**EXERCISE TASK**
Rewrite every item from the one containing "text-line: bueno haciendo: [146, 354, 318, 381]" down to the one containing "text-line: Comunidad: [716, 379, 840, 406]", replacing "text-line" with "text-span" and leaving everything else unchanged. Return only those items.

[Layout element entries]
★ ★ ★

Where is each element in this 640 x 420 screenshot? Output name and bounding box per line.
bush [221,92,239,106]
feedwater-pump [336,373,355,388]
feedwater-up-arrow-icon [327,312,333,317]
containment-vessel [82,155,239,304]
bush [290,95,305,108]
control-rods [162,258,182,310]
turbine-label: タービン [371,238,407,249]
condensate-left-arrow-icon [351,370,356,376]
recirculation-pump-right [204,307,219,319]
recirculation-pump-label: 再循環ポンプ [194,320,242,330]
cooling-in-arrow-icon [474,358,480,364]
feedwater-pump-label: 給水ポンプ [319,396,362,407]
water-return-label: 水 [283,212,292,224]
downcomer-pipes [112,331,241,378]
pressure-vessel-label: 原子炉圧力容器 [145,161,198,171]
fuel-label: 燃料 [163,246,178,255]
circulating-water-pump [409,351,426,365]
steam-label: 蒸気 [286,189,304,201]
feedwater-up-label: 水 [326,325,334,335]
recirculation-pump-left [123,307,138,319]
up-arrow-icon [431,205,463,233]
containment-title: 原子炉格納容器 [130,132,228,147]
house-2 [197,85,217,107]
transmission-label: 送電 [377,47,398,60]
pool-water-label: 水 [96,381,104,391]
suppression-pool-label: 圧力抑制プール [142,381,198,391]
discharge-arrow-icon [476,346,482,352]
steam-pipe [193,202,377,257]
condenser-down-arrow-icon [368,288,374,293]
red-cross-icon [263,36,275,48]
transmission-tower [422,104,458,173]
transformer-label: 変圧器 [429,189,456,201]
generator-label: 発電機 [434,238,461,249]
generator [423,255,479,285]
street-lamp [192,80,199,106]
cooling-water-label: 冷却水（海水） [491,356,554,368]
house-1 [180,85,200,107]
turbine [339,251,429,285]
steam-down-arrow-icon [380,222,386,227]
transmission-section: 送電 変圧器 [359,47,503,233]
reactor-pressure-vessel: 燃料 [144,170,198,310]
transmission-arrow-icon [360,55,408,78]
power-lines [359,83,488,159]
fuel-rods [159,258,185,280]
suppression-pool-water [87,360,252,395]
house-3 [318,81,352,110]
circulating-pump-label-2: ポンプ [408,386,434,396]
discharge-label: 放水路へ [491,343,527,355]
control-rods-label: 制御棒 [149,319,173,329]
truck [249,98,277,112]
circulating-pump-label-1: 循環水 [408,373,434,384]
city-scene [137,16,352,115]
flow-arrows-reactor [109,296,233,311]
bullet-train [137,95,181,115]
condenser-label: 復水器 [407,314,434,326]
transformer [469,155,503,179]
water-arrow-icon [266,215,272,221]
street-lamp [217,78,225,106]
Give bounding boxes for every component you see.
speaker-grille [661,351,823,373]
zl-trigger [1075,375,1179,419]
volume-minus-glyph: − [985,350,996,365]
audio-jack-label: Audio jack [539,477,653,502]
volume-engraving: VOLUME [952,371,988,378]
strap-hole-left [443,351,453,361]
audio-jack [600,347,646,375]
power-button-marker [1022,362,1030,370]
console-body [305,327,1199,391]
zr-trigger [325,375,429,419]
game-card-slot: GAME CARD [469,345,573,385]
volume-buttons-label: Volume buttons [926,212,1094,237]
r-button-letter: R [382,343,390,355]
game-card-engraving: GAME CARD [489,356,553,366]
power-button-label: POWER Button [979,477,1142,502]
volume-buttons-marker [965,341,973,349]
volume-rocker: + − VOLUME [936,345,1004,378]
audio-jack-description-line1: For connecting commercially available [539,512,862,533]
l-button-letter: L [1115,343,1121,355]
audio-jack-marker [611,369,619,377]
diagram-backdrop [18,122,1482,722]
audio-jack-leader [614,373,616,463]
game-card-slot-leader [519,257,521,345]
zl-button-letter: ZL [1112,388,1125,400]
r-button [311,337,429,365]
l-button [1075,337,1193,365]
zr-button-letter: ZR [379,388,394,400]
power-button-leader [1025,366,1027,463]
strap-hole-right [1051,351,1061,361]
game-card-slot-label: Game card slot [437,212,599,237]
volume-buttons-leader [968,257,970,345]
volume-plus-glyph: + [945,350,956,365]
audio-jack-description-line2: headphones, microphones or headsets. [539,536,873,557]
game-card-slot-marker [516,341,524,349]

★ ★ ★

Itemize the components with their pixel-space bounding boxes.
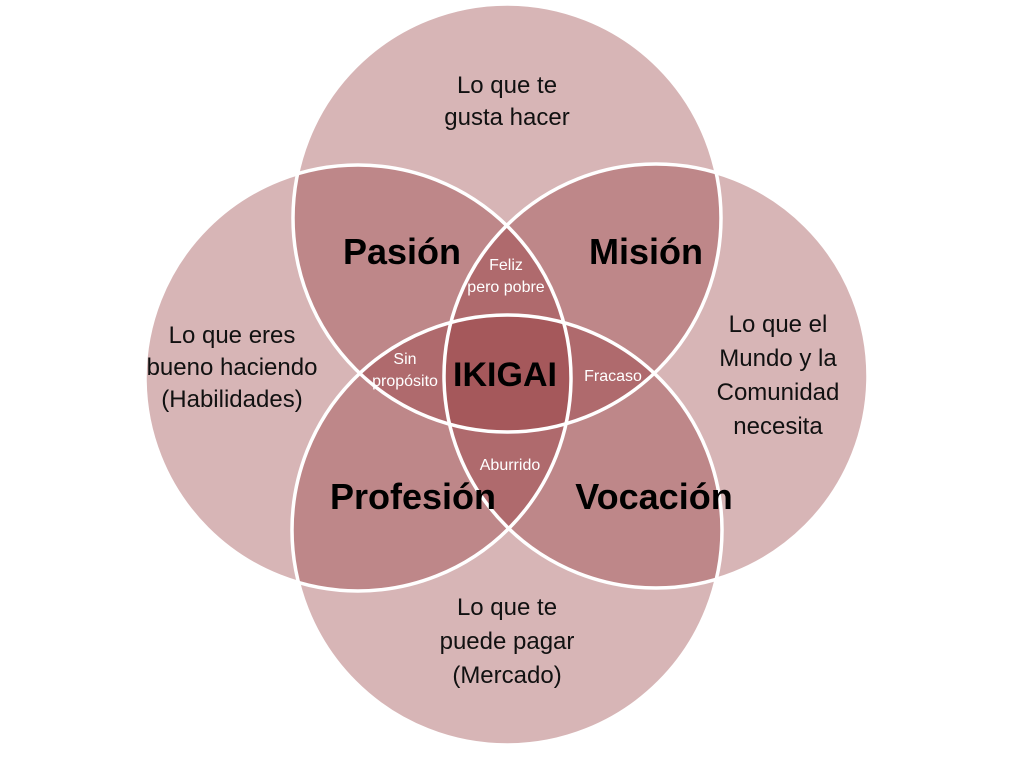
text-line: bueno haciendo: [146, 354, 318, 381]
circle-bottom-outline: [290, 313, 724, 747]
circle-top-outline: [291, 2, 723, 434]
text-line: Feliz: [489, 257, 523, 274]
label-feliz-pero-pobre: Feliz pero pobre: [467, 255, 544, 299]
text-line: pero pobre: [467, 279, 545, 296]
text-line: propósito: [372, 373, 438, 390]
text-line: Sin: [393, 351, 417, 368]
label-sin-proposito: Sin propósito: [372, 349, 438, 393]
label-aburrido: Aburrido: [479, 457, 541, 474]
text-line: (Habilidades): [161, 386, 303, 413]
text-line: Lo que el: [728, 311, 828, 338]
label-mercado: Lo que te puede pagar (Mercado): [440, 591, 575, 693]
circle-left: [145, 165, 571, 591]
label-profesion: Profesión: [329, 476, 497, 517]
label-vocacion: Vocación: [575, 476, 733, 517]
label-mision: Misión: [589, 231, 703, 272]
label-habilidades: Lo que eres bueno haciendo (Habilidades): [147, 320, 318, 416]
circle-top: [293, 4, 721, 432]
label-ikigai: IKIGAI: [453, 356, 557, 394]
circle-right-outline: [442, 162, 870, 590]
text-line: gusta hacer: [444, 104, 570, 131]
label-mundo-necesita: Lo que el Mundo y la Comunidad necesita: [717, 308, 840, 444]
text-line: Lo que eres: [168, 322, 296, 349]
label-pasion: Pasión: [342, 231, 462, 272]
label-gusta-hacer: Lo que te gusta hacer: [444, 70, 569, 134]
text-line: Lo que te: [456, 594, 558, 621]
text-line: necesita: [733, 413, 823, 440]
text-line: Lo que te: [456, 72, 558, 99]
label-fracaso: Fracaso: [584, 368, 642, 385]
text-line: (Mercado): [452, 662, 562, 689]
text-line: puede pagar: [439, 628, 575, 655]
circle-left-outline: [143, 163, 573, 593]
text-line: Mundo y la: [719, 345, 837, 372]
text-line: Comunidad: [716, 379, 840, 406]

★ ★ ★

**RESPONSE**
text-span: bueno haciendo: [146, 354, 318, 381]
circle-bottom-outline: [290, 313, 724, 747]
circle-top-outline: [291, 2, 723, 434]
text-span: Feliz: [489, 257, 523, 274]
label-feliz-pero-pobre: Feliz pero pobre: [467, 255, 544, 299]
text-span: pero pobre: [467, 279, 545, 296]
text-span: propósito: [372, 373, 438, 390]
text-span: Sin: [393, 351, 417, 368]
label-sin-proposito: Sin propósito: [372, 349, 438, 393]
label-aburrido: Aburrido: [479, 457, 541, 474]
text-span: (Habilidades): [161, 386, 303, 413]
text-span: Lo que el: [728, 311, 828, 338]
label-mercado: Lo que te puede pagar (Mercado): [440, 591, 575, 693]
circle-left: [145, 165, 571, 591]
label-profesion: Profesión: [329, 476, 497, 517]
label-vocacion: Vocación: [575, 476, 733, 517]
label-mision: Misión: [589, 231, 703, 272]
label-habilidades: Lo que eres bueno haciendo (Habilidades): [147, 320, 318, 416]
circle-top: [293, 4, 721, 432]
label-ikigai: IKIGAI: [453, 356, 557, 394]
circle-right-outline: [442, 162, 870, 590]
text-span: gusta hacer: [444, 104, 570, 131]
label-mundo-necesita: Lo que el Mundo y la Comunidad necesita: [717, 308, 840, 444]
text-span: Lo que eres: [168, 322, 296, 349]
label-pasion: Pasión: [342, 231, 462, 272]
label-gusta-hacer: Lo que te gusta hacer: [444, 70, 569, 134]
text-span: Lo que te: [456, 594, 558, 621]
text-span: necesita: [733, 413, 823, 440]
text-span: Lo que te: [456, 72, 558, 99]
label-fracaso: Fracaso: [584, 368, 642, 385]
text-span: (Mercado): [452, 662, 562, 689]
text-span: puede pagar: [439, 628, 575, 655]
circle-left-outline: [143, 163, 573, 593]
text-span: Mundo y la: [719, 345, 837, 372]
text-span: Comunidad: [716, 379, 840, 406]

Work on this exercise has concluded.